> [Assignment]
Give back the full listing, exactly as it is.

+===+

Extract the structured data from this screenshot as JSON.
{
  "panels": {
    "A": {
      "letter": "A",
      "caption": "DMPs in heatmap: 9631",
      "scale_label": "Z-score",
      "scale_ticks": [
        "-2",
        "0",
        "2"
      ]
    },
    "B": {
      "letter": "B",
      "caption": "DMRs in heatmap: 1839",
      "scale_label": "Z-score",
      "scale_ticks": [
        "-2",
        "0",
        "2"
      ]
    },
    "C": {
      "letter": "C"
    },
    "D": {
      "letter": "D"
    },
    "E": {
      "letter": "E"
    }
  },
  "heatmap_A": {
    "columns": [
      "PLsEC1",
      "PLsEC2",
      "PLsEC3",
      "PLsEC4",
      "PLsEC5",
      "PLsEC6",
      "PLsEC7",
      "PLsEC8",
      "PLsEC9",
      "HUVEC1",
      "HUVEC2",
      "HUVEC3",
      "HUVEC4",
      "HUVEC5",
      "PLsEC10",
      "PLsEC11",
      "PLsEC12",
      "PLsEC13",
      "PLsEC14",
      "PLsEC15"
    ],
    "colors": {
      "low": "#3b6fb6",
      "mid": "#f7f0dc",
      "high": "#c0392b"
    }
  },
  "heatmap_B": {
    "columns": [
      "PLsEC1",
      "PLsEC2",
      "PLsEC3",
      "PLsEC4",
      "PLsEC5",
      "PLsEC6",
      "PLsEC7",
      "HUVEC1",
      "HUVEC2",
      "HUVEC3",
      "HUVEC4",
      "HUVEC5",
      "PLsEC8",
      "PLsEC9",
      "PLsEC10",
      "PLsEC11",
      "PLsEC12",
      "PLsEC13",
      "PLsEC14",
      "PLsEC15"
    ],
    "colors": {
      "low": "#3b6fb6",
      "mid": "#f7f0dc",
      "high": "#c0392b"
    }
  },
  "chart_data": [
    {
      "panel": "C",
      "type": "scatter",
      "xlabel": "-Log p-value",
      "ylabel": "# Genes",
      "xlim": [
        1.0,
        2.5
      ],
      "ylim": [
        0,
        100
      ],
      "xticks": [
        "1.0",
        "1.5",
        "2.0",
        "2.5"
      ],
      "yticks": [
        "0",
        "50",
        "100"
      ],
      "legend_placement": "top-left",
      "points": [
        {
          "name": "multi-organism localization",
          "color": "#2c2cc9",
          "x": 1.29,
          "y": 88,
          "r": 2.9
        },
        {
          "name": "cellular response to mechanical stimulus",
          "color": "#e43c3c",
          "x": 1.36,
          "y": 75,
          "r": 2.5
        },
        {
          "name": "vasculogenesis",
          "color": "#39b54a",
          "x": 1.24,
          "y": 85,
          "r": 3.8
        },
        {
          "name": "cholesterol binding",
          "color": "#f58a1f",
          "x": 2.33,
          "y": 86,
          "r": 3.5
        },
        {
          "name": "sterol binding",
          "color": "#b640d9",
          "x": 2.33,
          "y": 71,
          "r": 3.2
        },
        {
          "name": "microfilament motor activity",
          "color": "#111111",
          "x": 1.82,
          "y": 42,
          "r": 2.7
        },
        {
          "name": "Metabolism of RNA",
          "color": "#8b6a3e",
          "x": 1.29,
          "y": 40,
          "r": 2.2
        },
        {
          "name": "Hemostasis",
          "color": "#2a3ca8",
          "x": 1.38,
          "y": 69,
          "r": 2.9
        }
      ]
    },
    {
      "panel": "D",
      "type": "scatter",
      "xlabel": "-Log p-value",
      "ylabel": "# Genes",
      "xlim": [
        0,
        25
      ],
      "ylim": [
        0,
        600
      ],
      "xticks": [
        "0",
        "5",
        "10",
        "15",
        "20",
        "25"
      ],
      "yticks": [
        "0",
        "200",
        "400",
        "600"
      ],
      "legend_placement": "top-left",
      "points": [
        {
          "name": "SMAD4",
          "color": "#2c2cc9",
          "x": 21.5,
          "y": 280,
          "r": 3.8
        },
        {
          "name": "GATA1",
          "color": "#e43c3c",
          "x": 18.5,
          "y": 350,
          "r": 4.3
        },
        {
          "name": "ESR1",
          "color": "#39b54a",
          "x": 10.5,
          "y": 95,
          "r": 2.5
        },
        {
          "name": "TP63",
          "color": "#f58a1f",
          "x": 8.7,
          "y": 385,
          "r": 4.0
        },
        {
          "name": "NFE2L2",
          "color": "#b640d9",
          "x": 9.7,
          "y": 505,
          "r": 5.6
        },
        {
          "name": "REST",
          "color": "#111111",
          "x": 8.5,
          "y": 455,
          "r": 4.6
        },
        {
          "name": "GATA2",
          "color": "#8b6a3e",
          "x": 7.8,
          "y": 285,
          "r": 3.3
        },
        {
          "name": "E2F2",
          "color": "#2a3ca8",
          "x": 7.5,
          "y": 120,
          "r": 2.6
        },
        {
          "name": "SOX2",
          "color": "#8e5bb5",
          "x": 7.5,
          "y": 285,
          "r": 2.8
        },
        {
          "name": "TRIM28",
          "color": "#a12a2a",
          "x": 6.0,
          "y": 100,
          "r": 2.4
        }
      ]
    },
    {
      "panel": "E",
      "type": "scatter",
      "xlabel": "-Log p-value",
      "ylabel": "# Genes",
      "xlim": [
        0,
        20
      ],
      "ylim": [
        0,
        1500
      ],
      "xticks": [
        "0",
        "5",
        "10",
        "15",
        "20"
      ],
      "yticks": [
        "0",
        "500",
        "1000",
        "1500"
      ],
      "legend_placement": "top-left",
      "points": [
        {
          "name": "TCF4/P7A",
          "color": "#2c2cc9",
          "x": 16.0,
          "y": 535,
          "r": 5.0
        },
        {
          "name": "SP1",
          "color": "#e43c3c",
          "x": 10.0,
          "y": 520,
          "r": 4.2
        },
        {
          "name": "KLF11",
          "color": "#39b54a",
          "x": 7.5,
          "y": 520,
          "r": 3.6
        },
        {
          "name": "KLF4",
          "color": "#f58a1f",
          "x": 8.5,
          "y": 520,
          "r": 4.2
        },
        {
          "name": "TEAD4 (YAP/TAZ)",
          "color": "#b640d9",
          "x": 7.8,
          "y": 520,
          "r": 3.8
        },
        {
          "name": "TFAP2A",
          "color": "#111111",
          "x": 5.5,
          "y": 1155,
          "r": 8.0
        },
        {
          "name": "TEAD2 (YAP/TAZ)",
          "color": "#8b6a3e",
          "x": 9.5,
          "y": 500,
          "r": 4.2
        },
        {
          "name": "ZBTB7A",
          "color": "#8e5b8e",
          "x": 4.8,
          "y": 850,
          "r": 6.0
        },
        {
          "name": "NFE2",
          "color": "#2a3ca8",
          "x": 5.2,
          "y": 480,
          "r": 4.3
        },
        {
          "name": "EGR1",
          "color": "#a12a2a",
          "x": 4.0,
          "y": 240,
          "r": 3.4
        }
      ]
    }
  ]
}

+===+

> [Output for this task]
Extract the structured data from this screenshot as JSON.
{
  "panels": {
    "A": {
      "letter": "A",
      "caption": "DMPs in heatmap: 9631",
      "scale_label": "Z-score",
      "scale_ticks": [
        "-2",
        "0",
        "2"
      ]
    },
    "B": {
      "letter": "B",
      "caption": "DMRs in heatmap: 1839",
      "scale_label": "Z-score",
      "scale_ticks": [
        "-2",
        "0",
        "2"
      ]
    },
    "C": {
      "letter": "C"
    },
    "D": {
      "letter": "D"
    },
    "E": {
      "letter": "E"
    }
  },
  "heatmap_A": {
    "columns": [
      "PLsEC1",
      "PLsEC2",
      "PLsEC3",
      "PLsEC4",
      "PLsEC5",
      "PLsEC6",
      "PLsEC7",
      "PLsEC8",
      "PLsEC9",
      "HUVEC1",
      "HUVEC2",
      "HUVEC3",
      "HUVEC4",
      "HUVEC5",
      "PLsEC10",
      "PLsEC11",
      "PLsEC12",
      "PLsEC13",
      "PLsEC14",
      "PLsEC15"
    ],
    "colors": {
      "low": "#3b6fb6",
      "mid": "#f7f0dc",
      "high": "#c0392b"
    }
  },
  "heatmap_B": {
    "columns": [
      "PLsEC1",
      "PLsEC2",
      "PLsEC3",
      "PLsEC4",
      "PLsEC5",
      "PLsEC6",
      "PLsEC7",
      "HUVEC1",
      "HUVEC2",
      "HUVEC3",
      "HUVEC4",
      "HUVEC5",
      "PLsEC8",
      "PLsEC9",
      "PLsEC10",
      "PLsEC11",
      "PLsEC12",
      "PLsEC13",
      "PLsEC14",
      "PLsEC15"
    ],
    "colors": {
      "low": "#3b6fb6",
      "mid": "#f7f0dc",
      "high": "#c0392b"
    }
  },
  "chart_data": [
    {
      "panel": "C",
      "type": "scatter",
      "xlabel": "-Log p-value",
      "ylabel": "# Genes",
      "xlim": [
        1.0,
        2.5
      ],
      "ylim": [
        0,
        100
      ],
      "xticks": [
        "1.0",
        "1.5",
        "2.0",
        "2.5"
      ],
      "yticks": [
        "0",
        "50",
        "100"
      ],
      "legend_placement": "top-left",
      "points": [
        {
          "name": "multi-organism localization",
          "color": "#2c2cc9",
          "x": 1.29,
          "y": 88,
          "r": 2.9
        },
        {
          "name": "cellular response to mechanical stimulus",
          "color": "#e43c3c",
          "x": 1.36,
          "y": 75,
          "r": 2.5
        },
        {
          "name": "vasculogenesis",
          "color": "#39b54a",
          "x": 1.24,
          "y": 85,
          "r": 3.8
        },
        {
          "name": "cholesterol binding",
          "color": "#f58a1f",
          "x": 2.33,
          "y": 86,
          "r": 3.5
        },
        {
          "name": "sterol binding",
          "color": "#b640d9",
          "x": 2.33,
          "y": 71,
          "r": 3.2
        },
        {
          "name": "microfilament motor activity",
          "color": "#111111",
          "x": 1.82,
          "y": 42,
          "r": 2.7
        },
        {
          "name": "Metabolism of RNA",
          "color": "#8b6a3e",
          "x": 1.29,
          "y": 40,
          "r": 2.2
        },
        {
          "name": "Hemostasis",
          "color": "#2a3ca8",
          "x": 1.38,
          "y": 69,
          "r": 2.9
        }
      ]
    },
    {
      "panel": "D",
      "type": "scatter",
      "xlabel": "-Log p-value",
      "ylabel": "# Genes",
      "xlim": [
        0,
        25
      ],
      "ylim": [
        0,
        600
      ],
      "xticks": [
        "0",
        "5",
        "10",
        "15",
        "20",
        "25"
      ],
      "yticks": [
        "0",
        "200",
        "400",
        "600"
      ],
      "legend_placement": "top-left",
      "points": [
        {
          "name": "SMAD4",
          "color": "#2c2cc9",
          "x": 21.5,
          "y": 280,
          "r": 3.8
        },
        {
          "name": "GATA1",
          "color": "#e43c3c",
          "x": 18.5,
          "y": 350,
          "r": 4.3
        },
        {
          "name": "ESR1",
          "color": "#39b54a",
          "x": 10.5,
          "y": 95,
          "r": 2.5
        },
        {
          "name": "TP63",
          "color": "#f58a1f",
          "x": 8.7,
          "y": 385,
          "r": 4.0
        },
        {
          "name": "NFE2L2",
          "color": "#b640d9",
          "x": 9.7,
          "y": 505,
          "r": 5.6
        },
        {
          "name": "REST",
          "color": "#111111",
          "x": 8.5,
          "y": 455,
          "r": 4.6
        },
        {
          "name": "GATA2",
          "color": "#8b6a3e",
          "x": 7.8,
          "y": 285,
          "r": 3.3
        },
        {
          "name": "E2F2",
          "color": "#2a3ca8",
          "x": 7.5,
          "y": 120,
          "r": 2.6
        },
        {
          "name": "SOX2",
          "color": "#8e5bb5",
          "x": 7.5,
          "y": 285,
          "r": 2.8
        },
        {
          "name": "TRIM28",
          "color": "#a12a2a",
          "x": 6.0,
          "y": 100,
          "r": 2.4
        }
      ]
    },
    {
      "panel": "E",
      "type": "scatter",
      "xlabel": "-Log p-value",
      "ylabel": "# Genes",
      "xlim": [
        0,
        20
      ],
      "ylim": [
        0,
        1500
      ],
      "xticks": [
        "0",
        "5",
        "10",
        "15",
        "20"
      ],
      "yticks": [
        "0",
        "500",
        "1000",
        "1500"
      ],
      "legend_placement": "top-left",
      "points": [
        {
          "name": "TCF4/P7A",
          "color": "#2c2cc9",
          "x": 16.0,
          "y": 535,
          "r": 5.0
        },
        {
          "name": "SP1",
          "color": "#e43c3c",
          "x": 10.0,
          "y": 520,
          "r": 4.2
        },
        {
          "name": "KLF11",
          "color": "#39b54a",
          "x": 7.5,
          "y": 520,
          "r": 3.6
        },
        {
          "name": "KLF4",
          "color": "#f58a1f",
          "x": 8.5,
          "y": 520,
          "r": 4.2
        },
        {
          "name": "TEAD4 (YAP/TAZ)",
          "color": "#b640d9",
          "x": 7.8,
          "y": 520,
          "r": 3.8
        },
        {
          "name": "TFAP2A",
          "color": "#111111",
          "x": 5.5,
          "y": 1155,
          "r": 8.0
        },
        {
          "name": "TEAD2 (YAP/TAZ)",
          "color": "#8b6a3e",
          "x": 9.5,
          "y": 500,
          "r": 4.2
        },
        {
          "name": "ZBTB7A",
          "color": "#8e5b8e",
          "x": 4.8,
          "y": 850,
          "r": 6.0
        },
        {
          "name": "NFE2",
          "color": "#2a3ca8",
          "x": 5.2,
          "y": 480,
          "r": 4.3
        },
        {
          "name": "EGR1",
          "color": "#a12a2a",
          "x": 4.0,
          "y": 240,
          "r": 3.4
        }
      ]
    }
  ]
}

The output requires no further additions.